The exercise
Tell how many lines contain the word "задачи". Reply with the number only.

+---+

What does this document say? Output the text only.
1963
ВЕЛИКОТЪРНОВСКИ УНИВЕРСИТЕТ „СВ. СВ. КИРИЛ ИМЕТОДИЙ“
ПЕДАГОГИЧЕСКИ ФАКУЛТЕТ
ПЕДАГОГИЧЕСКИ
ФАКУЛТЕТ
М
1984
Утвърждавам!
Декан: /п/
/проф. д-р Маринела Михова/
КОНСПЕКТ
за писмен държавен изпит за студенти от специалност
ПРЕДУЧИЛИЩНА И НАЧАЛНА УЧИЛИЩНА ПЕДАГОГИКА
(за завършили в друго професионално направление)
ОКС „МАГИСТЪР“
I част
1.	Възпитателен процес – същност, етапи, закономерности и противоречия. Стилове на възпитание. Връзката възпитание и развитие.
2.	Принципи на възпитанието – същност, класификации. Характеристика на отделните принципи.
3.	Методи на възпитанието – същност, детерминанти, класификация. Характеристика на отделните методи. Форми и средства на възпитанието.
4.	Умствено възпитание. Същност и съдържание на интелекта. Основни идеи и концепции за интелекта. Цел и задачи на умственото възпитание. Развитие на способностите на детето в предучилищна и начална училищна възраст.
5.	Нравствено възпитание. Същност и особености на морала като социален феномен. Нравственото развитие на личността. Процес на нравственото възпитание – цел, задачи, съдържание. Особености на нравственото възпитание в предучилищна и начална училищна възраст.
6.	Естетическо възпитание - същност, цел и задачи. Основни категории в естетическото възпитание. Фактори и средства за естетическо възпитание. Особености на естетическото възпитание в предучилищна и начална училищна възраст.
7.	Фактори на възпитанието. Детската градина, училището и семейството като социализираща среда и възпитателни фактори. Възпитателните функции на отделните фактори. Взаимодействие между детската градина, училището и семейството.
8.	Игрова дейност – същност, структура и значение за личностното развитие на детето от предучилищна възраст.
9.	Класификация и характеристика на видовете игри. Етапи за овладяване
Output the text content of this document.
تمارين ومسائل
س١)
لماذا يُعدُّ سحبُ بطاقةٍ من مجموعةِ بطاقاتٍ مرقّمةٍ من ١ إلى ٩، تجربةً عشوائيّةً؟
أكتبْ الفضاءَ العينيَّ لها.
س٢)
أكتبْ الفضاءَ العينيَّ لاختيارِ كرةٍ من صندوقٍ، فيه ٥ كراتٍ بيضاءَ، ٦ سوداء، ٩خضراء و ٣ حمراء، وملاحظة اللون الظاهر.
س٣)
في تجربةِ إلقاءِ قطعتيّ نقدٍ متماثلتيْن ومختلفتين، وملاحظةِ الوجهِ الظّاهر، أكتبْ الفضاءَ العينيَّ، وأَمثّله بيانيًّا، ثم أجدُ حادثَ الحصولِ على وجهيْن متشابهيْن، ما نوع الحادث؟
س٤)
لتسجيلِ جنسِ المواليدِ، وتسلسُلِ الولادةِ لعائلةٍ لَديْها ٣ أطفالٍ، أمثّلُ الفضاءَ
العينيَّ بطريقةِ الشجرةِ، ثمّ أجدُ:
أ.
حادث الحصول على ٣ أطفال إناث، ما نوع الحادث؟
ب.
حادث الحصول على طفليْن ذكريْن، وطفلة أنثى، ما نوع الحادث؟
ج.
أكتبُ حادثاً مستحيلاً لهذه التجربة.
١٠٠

+---+

Reply to the exercise
3